### EXERCISES
1. From the Swift question, return the passage starting at "The only thing" and ending at "why it works!".
2. List every property declared inside the Model class in the Swift question.

### SELECTED TEXT
————————

I have created a "lock" in Swift and an Atomic property wrapper that uses that lock, for my Swift classes as Swift lacks ObjC's atomic property attribute.

When I run my tests with thread sanitizer enabled, It always captures a data race on a property that uses my Atomic property wrapper.

The only thing that worked was changing the declaration of the property wrapper to be a class instead of a struct and the main question here is: why it works!

I have added prints at the property wrapper and lock inits to track the number of objects created, it was the same with struct/class, tried reproducing the issue in another project, didn't work too. But I will add the files the resembles the problem and let me know any guesses of why it works.

Lock

public class SwiftLock {

    init() { }

   public func sync<R>(execute: () throws -> R) rethrows -> R {
    objc_sync_enter(self)
    defer { objc_sync_exit(self) }
    return try execute()
    }
}

Atomic property wrapper

@propertyWrapper struct Atomic<Value> {
    let lock: SwiftLock
    var value: Value

    init(wrappedValue: Value, lock: SwiftLock=SwiftLock()) {
        self.value = wrappedValue
        self.lock = lock
    }

    var wrappedValue: Value {
        get {
            lock.sync { value }
        }
        set {
            lock.sync { value = newValue }
        }
    }
}

Model (the data race should happen on the publicVariable2 property here)

class Model {
    @Atomic var publicVariable: TimeInterval = 0
    @Atomic var publicVariable2: TimeInterval = 0
    var sessionDuration: TimeInterval {
        min(0, publicVariable - publicVariable2)
    }
}

Update 1: Full Xcode project: https://drive.google.com/file/d/1IfAsOdHKOqfuOp-pSlP75FLF32iVraru/view?usp=sharing

like image 554
Yousef Hamza Avatar asked Apr 14 '21 20:04

Yousef Hamza


1 Answers

This is question is answered in this PR: https://github.com/apple/swift-evolution/pull/1387

I think this is those lines that really explains it 💡

In Swift's formal memory access model, methods on a value types are considered to access the entire value, and so calling the wrappedValue getter formally reads the entire stored wrapper, while calling the setter of wrappedValue formally modifies the entire stored wrapper.

The wrapper's value will be loaded before the call to wrappedValue.getter and written back after the call to wrappedValue.setter. Therefore, synchronization within the wrapper cannot provide atomic access to its own value.

————————

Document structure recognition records
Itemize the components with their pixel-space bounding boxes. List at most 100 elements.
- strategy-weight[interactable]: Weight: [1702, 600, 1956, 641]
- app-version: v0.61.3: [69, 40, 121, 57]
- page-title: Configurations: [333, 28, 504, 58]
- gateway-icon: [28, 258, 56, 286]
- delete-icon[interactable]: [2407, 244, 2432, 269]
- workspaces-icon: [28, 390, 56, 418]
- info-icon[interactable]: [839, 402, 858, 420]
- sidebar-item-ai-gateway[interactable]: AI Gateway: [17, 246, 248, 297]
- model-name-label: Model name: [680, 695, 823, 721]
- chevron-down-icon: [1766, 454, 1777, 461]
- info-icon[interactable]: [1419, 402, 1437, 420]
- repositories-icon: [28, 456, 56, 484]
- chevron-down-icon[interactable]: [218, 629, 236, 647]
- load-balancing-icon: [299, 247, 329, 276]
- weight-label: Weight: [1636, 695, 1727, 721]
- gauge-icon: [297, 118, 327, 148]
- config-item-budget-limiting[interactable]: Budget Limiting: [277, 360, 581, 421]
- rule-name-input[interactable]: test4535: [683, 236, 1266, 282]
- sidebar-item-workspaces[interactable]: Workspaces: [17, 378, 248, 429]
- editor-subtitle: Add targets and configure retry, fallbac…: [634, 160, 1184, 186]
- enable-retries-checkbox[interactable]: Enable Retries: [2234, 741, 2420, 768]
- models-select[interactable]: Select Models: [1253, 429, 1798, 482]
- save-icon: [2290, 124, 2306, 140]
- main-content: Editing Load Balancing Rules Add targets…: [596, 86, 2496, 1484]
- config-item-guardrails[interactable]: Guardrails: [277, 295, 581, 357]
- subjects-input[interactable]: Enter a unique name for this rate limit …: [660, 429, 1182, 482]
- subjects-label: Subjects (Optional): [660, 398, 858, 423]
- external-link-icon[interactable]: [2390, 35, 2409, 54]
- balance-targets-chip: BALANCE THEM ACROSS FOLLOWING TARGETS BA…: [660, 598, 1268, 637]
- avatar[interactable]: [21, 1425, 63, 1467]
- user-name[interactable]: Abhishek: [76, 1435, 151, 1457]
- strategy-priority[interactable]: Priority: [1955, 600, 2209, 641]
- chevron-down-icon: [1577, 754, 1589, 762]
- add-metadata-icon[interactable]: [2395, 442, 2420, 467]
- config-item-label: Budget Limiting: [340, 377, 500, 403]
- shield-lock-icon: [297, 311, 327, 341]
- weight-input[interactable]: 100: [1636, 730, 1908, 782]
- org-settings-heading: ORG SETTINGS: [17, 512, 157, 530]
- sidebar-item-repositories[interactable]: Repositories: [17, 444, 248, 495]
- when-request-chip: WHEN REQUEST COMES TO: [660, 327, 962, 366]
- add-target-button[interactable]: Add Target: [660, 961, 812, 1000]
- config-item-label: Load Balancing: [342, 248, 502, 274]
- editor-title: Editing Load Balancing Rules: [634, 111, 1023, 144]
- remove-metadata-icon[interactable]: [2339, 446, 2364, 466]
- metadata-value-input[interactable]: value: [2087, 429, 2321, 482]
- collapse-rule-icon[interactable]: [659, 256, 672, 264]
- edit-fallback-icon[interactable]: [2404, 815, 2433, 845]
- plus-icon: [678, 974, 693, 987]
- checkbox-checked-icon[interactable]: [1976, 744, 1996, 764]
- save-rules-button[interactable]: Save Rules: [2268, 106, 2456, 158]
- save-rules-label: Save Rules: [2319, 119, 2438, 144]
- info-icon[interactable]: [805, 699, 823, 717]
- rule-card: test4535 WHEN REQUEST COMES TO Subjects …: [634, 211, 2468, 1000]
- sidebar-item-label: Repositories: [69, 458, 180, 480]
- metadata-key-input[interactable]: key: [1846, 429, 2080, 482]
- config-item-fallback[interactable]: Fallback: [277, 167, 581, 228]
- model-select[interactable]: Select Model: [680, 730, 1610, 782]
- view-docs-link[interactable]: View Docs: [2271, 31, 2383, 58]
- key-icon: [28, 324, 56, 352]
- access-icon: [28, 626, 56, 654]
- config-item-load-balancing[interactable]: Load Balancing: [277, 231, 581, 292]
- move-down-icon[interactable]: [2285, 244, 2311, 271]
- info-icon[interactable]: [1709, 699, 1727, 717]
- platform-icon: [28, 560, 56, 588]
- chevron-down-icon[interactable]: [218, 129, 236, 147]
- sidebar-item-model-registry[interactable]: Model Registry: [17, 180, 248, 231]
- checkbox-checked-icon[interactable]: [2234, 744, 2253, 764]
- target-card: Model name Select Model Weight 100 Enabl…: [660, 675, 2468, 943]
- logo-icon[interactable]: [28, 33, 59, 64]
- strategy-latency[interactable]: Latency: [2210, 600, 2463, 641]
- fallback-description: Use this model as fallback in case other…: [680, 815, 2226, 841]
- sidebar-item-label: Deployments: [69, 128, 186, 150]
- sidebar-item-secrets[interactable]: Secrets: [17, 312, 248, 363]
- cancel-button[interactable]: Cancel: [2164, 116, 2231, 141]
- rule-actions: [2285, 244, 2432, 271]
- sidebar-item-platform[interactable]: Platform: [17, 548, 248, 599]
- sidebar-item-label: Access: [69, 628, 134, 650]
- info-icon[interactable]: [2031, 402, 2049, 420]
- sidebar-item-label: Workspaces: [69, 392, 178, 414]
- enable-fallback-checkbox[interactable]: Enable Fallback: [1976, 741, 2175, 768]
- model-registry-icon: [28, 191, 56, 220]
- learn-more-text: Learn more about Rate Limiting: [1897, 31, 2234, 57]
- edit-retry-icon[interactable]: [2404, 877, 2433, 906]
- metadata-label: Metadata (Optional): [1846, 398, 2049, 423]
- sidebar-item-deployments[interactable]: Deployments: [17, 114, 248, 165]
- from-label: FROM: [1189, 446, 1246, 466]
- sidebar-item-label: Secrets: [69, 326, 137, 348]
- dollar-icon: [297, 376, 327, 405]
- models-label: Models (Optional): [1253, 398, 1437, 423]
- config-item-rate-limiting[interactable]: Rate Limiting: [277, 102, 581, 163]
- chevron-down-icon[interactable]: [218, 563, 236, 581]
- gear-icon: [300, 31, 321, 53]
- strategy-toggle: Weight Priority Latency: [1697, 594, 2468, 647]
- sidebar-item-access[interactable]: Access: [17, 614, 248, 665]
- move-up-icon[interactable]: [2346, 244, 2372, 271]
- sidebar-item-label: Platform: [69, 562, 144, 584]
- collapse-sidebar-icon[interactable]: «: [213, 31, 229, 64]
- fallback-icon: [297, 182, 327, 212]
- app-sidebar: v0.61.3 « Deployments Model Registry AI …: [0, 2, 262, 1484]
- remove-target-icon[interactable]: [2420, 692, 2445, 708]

————————

### COMPLETED EXERCISE
1.
The only thing that worked was changing the declaration of the property wrapper to be a class instead of a struct and the main question here is: why it works!

2. publicVariable, publicVariable2, sessionDuration